### [Dataset entries]
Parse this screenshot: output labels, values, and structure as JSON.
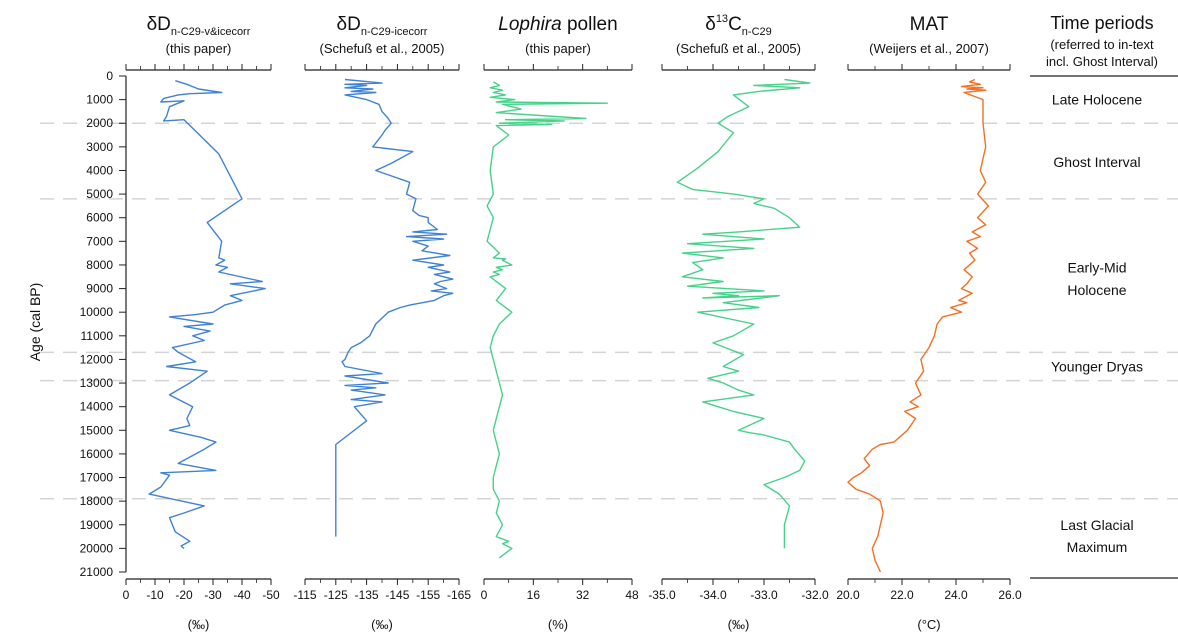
{
  "y_axis": {
    "label": "Age (cal BP)",
    "ticks": [
      0,
      1000,
      2000,
      3000,
      4000,
      5000,
      6000,
      7000,
      8000,
      9000,
      10000,
      11000,
      12000,
      13000,
      14000,
      15000,
      16000,
      17000,
      18000,
      19000,
      20000,
      21000
    ]
  },
  "chart_data": [
    {
      "type": "line",
      "title": "δD",
      "title_sub": "n-C29-v&icecorr",
      "subtitle": "(this paper)",
      "unit": "(‰)",
      "color": "#3f82d4",
      "xlim": [
        0,
        -50
      ],
      "ticks": [
        0,
        -10,
        -20,
        -30,
        -40,
        -50
      ],
      "tick_labels": [
        "0",
        "-10",
        "-20",
        "-30",
        "-40",
        "-50"
      ],
      "x": [
        -17,
        -21,
        -25,
        -33,
        -22,
        -18,
        -13,
        -12,
        -20,
        -15,
        -14,
        -13,
        -20,
        -32,
        -40,
        -28,
        -33,
        -32,
        -34,
        -31,
        -35,
        -32,
        -47,
        -36,
        -48,
        -36,
        -40,
        -34,
        -30,
        -24,
        -15,
        -30,
        -20,
        -29,
        -23,
        -27,
        -16,
        -18,
        -24,
        -14,
        -28,
        -22,
        -15,
        -23,
        -21,
        -22,
        -15,
        -26,
        -31,
        -27,
        -18,
        -31,
        -12,
        -15,
        -12,
        -8,
        -27,
        -20,
        -15,
        -17,
        -22,
        -19,
        -20
      ],
      "y": [
        200,
        350,
        550,
        700,
        750,
        800,
        950,
        1100,
        1050,
        1300,
        1700,
        1900,
        1850,
        3300,
        5200,
        6200,
        7000,
        7700,
        7800,
        8000,
        8100,
        8300,
        8700,
        8800,
        9000,
        9300,
        9500,
        9700,
        10000,
        10100,
        10200,
        10500,
        10600,
        10800,
        11000,
        11200,
        11500,
        11700,
        12100,
        12300,
        12500,
        13000,
        13500,
        14000,
        14500,
        14800,
        15000,
        15300,
        15500,
        15800,
        16400,
        16700,
        16800,
        16900,
        17400,
        17700,
        18200,
        18500,
        18700,
        19300,
        19700,
        19900,
        20000
      ]
    },
    {
      "type": "line",
      "title": "δD",
      "title_sub": "n-C29-icecorr",
      "subtitle": "(Schefuß et al., 2005)",
      "unit": "(‰)",
      "color": "#3f82d4",
      "xlim": [
        -115,
        -165
      ],
      "ticks": [
        -115,
        -125,
        -135,
        -145,
        -155,
        -165
      ],
      "tick_labels": [
        "-115",
        "-125",
        "-135",
        "-145",
        "-155",
        "-165"
      ],
      "x": [
        -128,
        -140,
        -128,
        -135,
        -128,
        -137,
        -130,
        -138,
        -128,
        -135,
        -139,
        -140,
        -142,
        -143,
        -141,
        -140,
        -137,
        -150,
        -143,
        -138,
        -149,
        -148,
        -151,
        -150,
        -152,
        -155,
        -155,
        -158,
        -150,
        -161,
        -148,
        -160,
        -150,
        -155,
        -153,
        -162,
        -150,
        -160,
        -155,
        -162,
        -157,
        -163,
        -159,
        -157,
        -161,
        -156,
        -163,
        -160,
        -157,
        -149,
        -146,
        -142,
        -138,
        -136,
        -133,
        -130,
        -129,
        -128,
        -127,
        -128,
        -140,
        -128,
        -142,
        -128,
        -138,
        -130,
        -141,
        -130,
        -140,
        -131,
        -135,
        -125,
        -125,
        -125
      ],
      "y": [
        150,
        300,
        350,
        400,
        500,
        550,
        650,
        700,
        800,
        1000,
        1200,
        1500,
        1800,
        2000,
        2300,
        2500,
        3000,
        3200,
        3700,
        4000,
        4500,
        5000,
        5200,
        5700,
        5900,
        6000,
        6200,
        6500,
        6600,
        6700,
        6800,
        6900,
        7000,
        7200,
        7400,
        7600,
        7800,
        8000,
        8100,
        8300,
        8400,
        8600,
        8700,
        8800,
        9000,
        9100,
        9200,
        9300,
        9500,
        9700,
        9800,
        10000,
        10500,
        11000,
        11300,
        11500,
        11700,
        12000,
        12100,
        12300,
        12600,
        12700,
        13000,
        13100,
        13200,
        13300,
        13500,
        13700,
        13800,
        14000,
        14600,
        15600,
        17700,
        19500
      ]
    },
    {
      "type": "line",
      "title": "Lophira",
      "title_rest": " pollen",
      "subtitle": "(this paper)",
      "unit": "(%)",
      "color": "#46d28a",
      "xlim": [
        0,
        48
      ],
      "ticks": [
        0,
        16,
        32,
        48
      ],
      "tick_labels": [
        "0",
        "16",
        "32",
        "48"
      ],
      "x": [
        3,
        5,
        2,
        6,
        3,
        7,
        2,
        10,
        4,
        40,
        6,
        12,
        4,
        33,
        7,
        26,
        5,
        22,
        4,
        8,
        3,
        2,
        3,
        1,
        3,
        2,
        1,
        5,
        3,
        7,
        6,
        9,
        4,
        6,
        3,
        5,
        2,
        7,
        4,
        9,
        5,
        3,
        2,
        3,
        4,
        5,
        6,
        5,
        4,
        3,
        4,
        5,
        4,
        3,
        3,
        5,
        4,
        6,
        4,
        8,
        6,
        9,
        7,
        5
      ],
      "y": [
        250,
        400,
        500,
        600,
        700,
        800,
        900,
        1000,
        1100,
        1150,
        1200,
        1400,
        1550,
        1800,
        1850,
        1900,
        2000,
        2050,
        2100,
        2500,
        3000,
        4000,
        5000,
        5500,
        6000,
        6500,
        7000,
        7500,
        7700,
        7750,
        7800,
        8000,
        8100,
        8200,
        8300,
        8400,
        8500,
        9000,
        9500,
        10000,
        10500,
        11000,
        11500,
        12000,
        12500,
        13000,
        13500,
        14000,
        14500,
        15000,
        15500,
        16000,
        16500,
        17000,
        17500,
        18000,
        18500,
        19000,
        19500,
        19700,
        19800,
        20000,
        20200,
        20400
      ]
    },
    {
      "type": "line",
      "title": "δ",
      "title_sup": "13",
      "title_rest": "C",
      "title_sub": "n-C29",
      "subtitle": "(Schefuß et al., 2005)",
      "unit": "(‰)",
      "color": "#46d28a",
      "xlim": [
        -35.0,
        -32.0
      ],
      "ticks": [
        -35.0,
        -34.0,
        -33.0,
        -32.0
      ],
      "tick_labels": [
        "-35.0",
        "-34.0",
        "-33.0",
        "-32.0"
      ],
      "x": [
        -32.6,
        -32.1,
        -33.2,
        -32.3,
        -33.1,
        -33.6,
        -33.3,
        -33.7,
        -33.9,
        -33.6,
        -33.9,
        -34.3,
        -34.7,
        -34.4,
        -33.6,
        -33.0,
        -33.2,
        -32.8,
        -32.5,
        -32.3,
        -33.5,
        -34.2,
        -33.0,
        -34.5,
        -33.2,
        -34.6,
        -33.8,
        -34.4,
        -34.2,
        -34.6,
        -33.8,
        -34.5,
        -33.0,
        -34.0,
        -33.5,
        -34.2,
        -32.7,
        -33.8,
        -33.1,
        -34.3,
        -33.2,
        -33.6,
        -34.0,
        -33.4,
        -33.8,
        -33.5,
        -34.1,
        -33.8,
        -33.5,
        -33.2,
        -34.2,
        -33.6,
        -33.0,
        -33.5,
        -33.3,
        -33.0,
        -32.5,
        -32.4,
        -32.2,
        -32.3,
        -32.6,
        -33.0,
        -32.7,
        -32.5,
        -32.6,
        -32.6
      ],
      "y": [
        150,
        300,
        400,
        500,
        650,
        800,
        1300,
        1700,
        2000,
        2400,
        3200,
        3900,
        4500,
        4800,
        5000,
        5200,
        5400,
        5600,
        6000,
        6400,
        6600,
        6700,
        6900,
        7100,
        7300,
        7500,
        7700,
        7900,
        8200,
        8500,
        8700,
        8900,
        9100,
        9200,
        9300,
        9400,
        9300,
        9600,
        9800,
        10000,
        10500,
        11000,
        11300,
        11800,
        12300,
        12500,
        12800,
        13000,
        13300,
        13500,
        13800,
        14200,
        14500,
        15000,
        15100,
        15200,
        15500,
        15800,
        16300,
        16700,
        17000,
        17300,
        17700,
        18200,
        19000,
        20000
      ]
    },
    {
      "type": "line",
      "title": "MAT",
      "subtitle": "(Weijers et al., 2007)",
      "unit": "(°C)",
      "color": "#f37022",
      "xlim": [
        20.0,
        26.0
      ],
      "ticks": [
        20.0,
        22.0,
        24.0,
        26.0
      ],
      "tick_labels": [
        "20.0",
        "22.0",
        "24.0",
        "26.0"
      ],
      "x": [
        24.7,
        24.5,
        24.9,
        24.2,
        25.0,
        24.4,
        25.1,
        24.3,
        25.0,
        25.0,
        25.1,
        24.9,
        25.1,
        24.8,
        25.2,
        24.8,
        25.1,
        24.6,
        24.9,
        24.4,
        24.8,
        24.5,
        24.7,
        24.3,
        24.6,
        24.4,
        24.2,
        24.6,
        24.1,
        24.4,
        23.8,
        24.2,
        23.5,
        23.3,
        23.2,
        23.0,
        22.7,
        22.8,
        22.5,
        22.7,
        22.3,
        22.6,
        22.1,
        22.5,
        22.2,
        21.7,
        21.2,
        20.9,
        20.6,
        20.8,
        20.5,
        20.2,
        20.0,
        20.3,
        20.8,
        21.2,
        21.3,
        21.2,
        21.1,
        20.9,
        21.0,
        21.2
      ],
      "y": [
        150,
        250,
        350,
        450,
        500,
        550,
        600,
        700,
        1000,
        2000,
        3000,
        4000,
        4500,
        5000,
        5500,
        6000,
        6300,
        6600,
        6800,
        7000,
        7300,
        7500,
        7800,
        8200,
        8500,
        8800,
        9000,
        9200,
        9500,
        9600,
        9800,
        10000,
        10200,
        10500,
        11000,
        11500,
        12000,
        12500,
        13000,
        13500,
        13800,
        14000,
        14200,
        14500,
        15000,
        15500,
        15600,
        15800,
        16200,
        16500,
        16800,
        17000,
        17200,
        17500,
        17700,
        18000,
        18500,
        19000,
        19500,
        20000,
        20500,
        21000
      ]
    }
  ],
  "time_periods": {
    "title": "Time periods",
    "note_line1": "(referred to in-text",
    "note_line2": "incl. Ghost Interval)",
    "boundaries": [
      2000,
      5200,
      11700,
      12900,
      17900
    ],
    "labels": [
      {
        "text": "Late Holocene",
        "age": 1000
      },
      {
        "text": "Ghost Interval",
        "age": 3650
      },
      {
        "text": "Early-Mid",
        "age": 8100
      },
      {
        "text": "Holocene",
        "age": 9050
      },
      {
        "text": "Younger Dryas",
        "age": 12300
      },
      {
        "text": "Last Glacial",
        "age": 19000
      },
      {
        "text": "Maximum",
        "age": 19950
      }
    ]
  }
}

### [Given request]
Copy out every line from the material above in which the word "icecorr" appears.

### [Written response]
      "title_sub": "n-C29-v&icecorr",
      "title_sub": "n-C29-icecorr",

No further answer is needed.